Below are the records; pull every line that includes "with".

++++++++

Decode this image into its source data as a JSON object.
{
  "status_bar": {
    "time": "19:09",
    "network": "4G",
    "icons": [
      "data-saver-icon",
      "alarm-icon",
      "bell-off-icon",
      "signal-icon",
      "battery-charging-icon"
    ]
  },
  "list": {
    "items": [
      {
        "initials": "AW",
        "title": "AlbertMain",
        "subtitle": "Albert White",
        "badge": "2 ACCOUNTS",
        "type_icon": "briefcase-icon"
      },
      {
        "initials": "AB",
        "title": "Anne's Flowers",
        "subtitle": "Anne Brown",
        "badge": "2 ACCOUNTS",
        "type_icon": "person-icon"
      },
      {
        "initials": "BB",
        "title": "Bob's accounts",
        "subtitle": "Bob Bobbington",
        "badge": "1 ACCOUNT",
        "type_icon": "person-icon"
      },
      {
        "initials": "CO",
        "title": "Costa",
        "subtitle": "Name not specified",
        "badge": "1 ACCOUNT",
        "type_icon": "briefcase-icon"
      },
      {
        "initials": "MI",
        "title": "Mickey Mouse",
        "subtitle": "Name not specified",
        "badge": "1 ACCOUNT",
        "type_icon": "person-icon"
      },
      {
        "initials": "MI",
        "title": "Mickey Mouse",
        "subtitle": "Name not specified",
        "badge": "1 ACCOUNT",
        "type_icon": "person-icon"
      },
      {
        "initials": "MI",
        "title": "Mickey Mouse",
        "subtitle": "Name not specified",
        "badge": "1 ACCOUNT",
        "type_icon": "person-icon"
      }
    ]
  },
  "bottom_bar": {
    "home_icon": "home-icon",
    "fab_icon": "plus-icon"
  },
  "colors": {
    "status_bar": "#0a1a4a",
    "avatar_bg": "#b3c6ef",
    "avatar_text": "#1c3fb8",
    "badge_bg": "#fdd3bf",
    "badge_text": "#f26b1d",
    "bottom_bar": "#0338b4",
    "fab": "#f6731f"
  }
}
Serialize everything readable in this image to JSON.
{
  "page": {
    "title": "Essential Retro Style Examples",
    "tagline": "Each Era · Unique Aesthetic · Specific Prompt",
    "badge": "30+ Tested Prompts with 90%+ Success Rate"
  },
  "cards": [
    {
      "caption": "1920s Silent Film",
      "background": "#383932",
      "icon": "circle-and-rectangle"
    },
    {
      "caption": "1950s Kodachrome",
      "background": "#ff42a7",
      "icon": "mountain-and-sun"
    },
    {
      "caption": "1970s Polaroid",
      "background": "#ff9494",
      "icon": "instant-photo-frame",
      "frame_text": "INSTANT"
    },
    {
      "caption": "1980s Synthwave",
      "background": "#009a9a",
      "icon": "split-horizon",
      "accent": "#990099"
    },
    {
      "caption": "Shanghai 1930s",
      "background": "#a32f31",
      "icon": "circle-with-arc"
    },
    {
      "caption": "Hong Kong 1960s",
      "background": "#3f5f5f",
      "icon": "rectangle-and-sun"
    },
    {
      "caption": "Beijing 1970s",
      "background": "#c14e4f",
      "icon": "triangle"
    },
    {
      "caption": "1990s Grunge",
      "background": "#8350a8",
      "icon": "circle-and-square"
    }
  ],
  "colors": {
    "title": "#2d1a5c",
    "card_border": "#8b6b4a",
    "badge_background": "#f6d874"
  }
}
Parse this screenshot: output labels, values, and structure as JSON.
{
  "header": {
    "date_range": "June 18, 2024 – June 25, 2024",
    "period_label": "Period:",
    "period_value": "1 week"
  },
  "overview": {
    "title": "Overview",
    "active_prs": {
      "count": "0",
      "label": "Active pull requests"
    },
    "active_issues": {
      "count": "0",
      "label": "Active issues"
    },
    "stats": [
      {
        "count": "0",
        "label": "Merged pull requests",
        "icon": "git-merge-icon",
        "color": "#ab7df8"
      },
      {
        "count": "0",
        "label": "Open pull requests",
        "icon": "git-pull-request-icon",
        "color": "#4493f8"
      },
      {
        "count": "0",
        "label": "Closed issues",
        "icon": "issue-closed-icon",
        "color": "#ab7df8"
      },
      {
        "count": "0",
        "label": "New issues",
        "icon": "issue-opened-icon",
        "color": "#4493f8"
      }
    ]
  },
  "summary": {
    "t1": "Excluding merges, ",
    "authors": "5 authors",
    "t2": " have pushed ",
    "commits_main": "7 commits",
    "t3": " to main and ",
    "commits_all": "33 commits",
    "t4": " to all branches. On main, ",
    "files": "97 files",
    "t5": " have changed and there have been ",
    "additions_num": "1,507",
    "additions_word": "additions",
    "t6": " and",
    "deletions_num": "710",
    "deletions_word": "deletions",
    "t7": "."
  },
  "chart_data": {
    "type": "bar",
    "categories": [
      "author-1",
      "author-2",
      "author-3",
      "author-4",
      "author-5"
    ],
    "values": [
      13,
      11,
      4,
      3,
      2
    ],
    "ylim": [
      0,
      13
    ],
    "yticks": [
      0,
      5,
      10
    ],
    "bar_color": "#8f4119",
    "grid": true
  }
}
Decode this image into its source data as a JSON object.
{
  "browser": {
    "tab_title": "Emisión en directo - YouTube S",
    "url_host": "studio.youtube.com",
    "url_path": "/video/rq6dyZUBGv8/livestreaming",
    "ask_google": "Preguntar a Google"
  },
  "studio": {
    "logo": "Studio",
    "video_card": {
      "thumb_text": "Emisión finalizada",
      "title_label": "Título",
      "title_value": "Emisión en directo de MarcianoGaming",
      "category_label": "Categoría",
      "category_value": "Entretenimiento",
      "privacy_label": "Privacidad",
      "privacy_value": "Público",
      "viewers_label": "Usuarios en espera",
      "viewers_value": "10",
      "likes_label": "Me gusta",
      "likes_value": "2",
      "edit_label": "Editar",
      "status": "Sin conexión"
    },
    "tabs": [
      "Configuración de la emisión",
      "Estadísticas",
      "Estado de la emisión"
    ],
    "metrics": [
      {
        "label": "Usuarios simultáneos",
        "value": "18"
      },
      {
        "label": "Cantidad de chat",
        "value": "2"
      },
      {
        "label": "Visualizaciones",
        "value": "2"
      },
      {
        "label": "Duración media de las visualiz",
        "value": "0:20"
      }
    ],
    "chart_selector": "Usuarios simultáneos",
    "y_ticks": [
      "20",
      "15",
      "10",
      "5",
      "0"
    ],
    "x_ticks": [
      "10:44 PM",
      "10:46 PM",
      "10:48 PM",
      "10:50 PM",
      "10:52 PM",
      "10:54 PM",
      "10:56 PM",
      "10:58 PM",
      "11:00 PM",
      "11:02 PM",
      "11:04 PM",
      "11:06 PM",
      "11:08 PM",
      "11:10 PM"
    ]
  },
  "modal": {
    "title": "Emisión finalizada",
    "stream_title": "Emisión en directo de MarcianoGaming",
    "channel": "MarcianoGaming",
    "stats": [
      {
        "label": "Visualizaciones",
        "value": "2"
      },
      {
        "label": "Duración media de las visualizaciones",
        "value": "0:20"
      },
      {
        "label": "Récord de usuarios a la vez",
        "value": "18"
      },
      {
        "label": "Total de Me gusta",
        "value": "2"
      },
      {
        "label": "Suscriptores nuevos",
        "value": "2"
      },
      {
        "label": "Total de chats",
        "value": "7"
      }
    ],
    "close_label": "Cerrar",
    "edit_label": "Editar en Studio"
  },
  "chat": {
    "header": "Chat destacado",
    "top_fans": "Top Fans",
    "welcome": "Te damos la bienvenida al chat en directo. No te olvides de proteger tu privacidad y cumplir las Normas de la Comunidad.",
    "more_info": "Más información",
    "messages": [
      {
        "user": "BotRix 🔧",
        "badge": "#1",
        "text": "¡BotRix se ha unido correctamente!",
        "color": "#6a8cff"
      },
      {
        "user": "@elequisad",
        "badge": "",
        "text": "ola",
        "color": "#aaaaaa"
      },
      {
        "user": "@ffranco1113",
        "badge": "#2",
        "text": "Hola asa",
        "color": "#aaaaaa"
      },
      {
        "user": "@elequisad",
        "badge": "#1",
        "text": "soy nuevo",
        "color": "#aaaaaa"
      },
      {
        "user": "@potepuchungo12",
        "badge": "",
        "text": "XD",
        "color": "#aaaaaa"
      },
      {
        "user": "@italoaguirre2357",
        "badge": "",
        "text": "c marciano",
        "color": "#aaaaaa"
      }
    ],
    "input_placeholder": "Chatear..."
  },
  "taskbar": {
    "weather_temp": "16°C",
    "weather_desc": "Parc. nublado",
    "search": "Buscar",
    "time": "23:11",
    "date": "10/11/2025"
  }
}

++++++++

### FINAL RESULT
    "badge": "30+ Tested Prompts with 90%+ Success Rate"
      "icon": "circle-with-arc"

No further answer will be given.